_What this task involves_. Quote the entries word for word. Omit the pictures.

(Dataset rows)
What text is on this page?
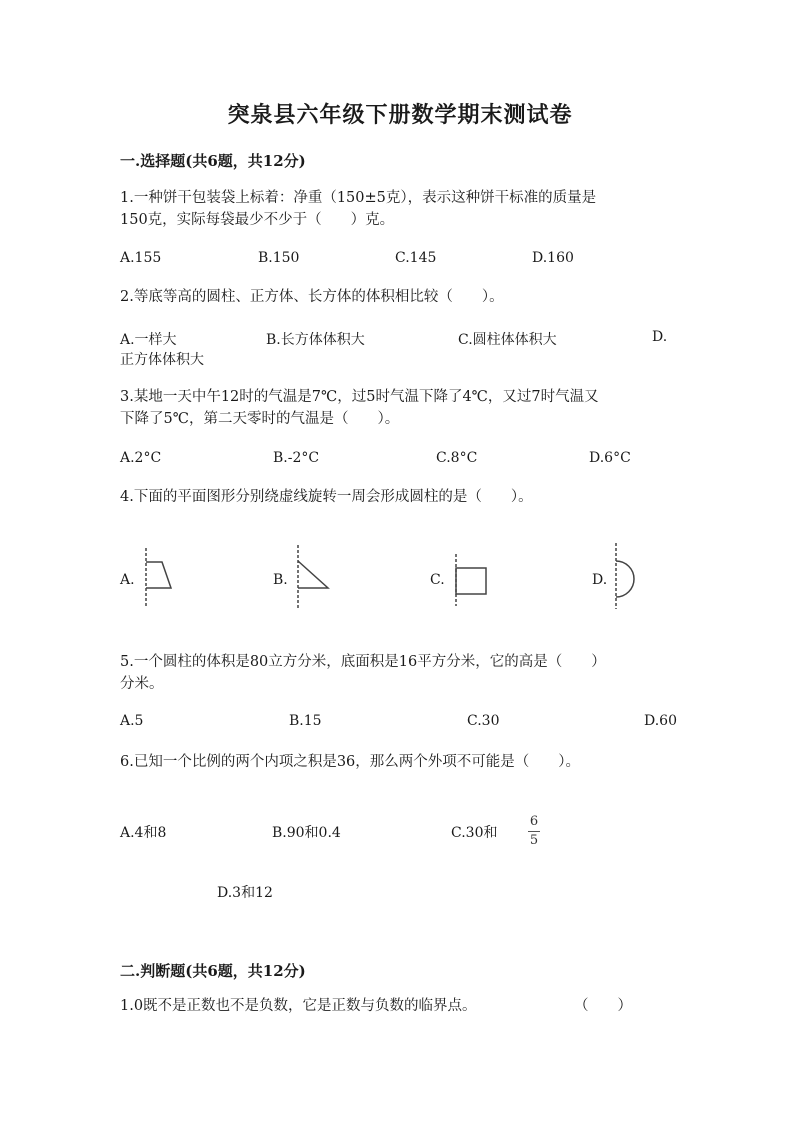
突泉县六年级下册数学期末测试卷
一.选择题(共6题，共12分)
1.一种饼干包装袋上标着：净重（150±5克），表示这种饼干标准的质量是
150克，实际每袋最少不少于（　　）克。
A.155	B.150	C.145	D.160
2.等底等高的圆柱、正方体、长方体的体积相比较（　　）。
A.一样大	B.长方体体积大	C.圆柱体体积大	D.
正方体体积大
3.某地一天中午12时的气温是7℃，过5时气温下降了4℃，又过7时气温又
下降了5℃，第二天零时的气温是（　　）。
A.2°C	B.-2°C	C.8°C	D.6°C
4.下面的平面图形分别绕虚线旋转一周会形成圆柱的是（　　）。
A.	B.	C.	D.
5.一个圆柱的体积是80立方分米，底面积是16平方分米，它的高是（　　）
分米。
A.5	B.15	C.30	D.60
6.已知一个比例的两个内项之积是36，那么两个外项不可能是（　　）。
A.4和8	B.90和0.4	C.30和
6
5
D.3和12
二.判断题(共6题，共12分)
1.0既不是正数也不是负数，它是正数与负数的临界点。	（　　）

_Exercise output_.
What text is on this page?
突泉县六年级下册数学期末测试卷
一.选择题(共6题，共12分)
1.一种饼干包装袋上标着：净重（150±5克），表示这种饼干标准的质量是
150克，实际每袋最少不少于（　　）克。
A.155	B.150	C.145	D.160
2.等底等高的圆柱、正方体、长方体的体积相比较（　　）。
A.一样大	B.长方体体积大	C.圆柱体体积大	D.
正方体体积大
3.某地一天中午12时的气温是7℃，过5时气温下降了4℃，又过7时气温又
下降了5℃，第二天零时的气温是（　　）。
A.2°C	B.-2°C	C.8°C	D.6°C
4.下面的平面图形分别绕虚线旋转一周会形成圆柱的是（　　）。
A.	B.	C.	D.
5.一个圆柱的体积是80立方分米，底面积是16平方分米，它的高是（　　）
分米。
A.5	B.15	C.30	D.60
6.已知一个比例的两个内项之积是36，那么两个外项不可能是（　　）。
A.4和8	B.90和0.4	C.30和
6
5
D.3和12
二.判断题(共6题，共12分)
1.0既不是正数也不是负数，它是正数与负数的临界点。	（　　）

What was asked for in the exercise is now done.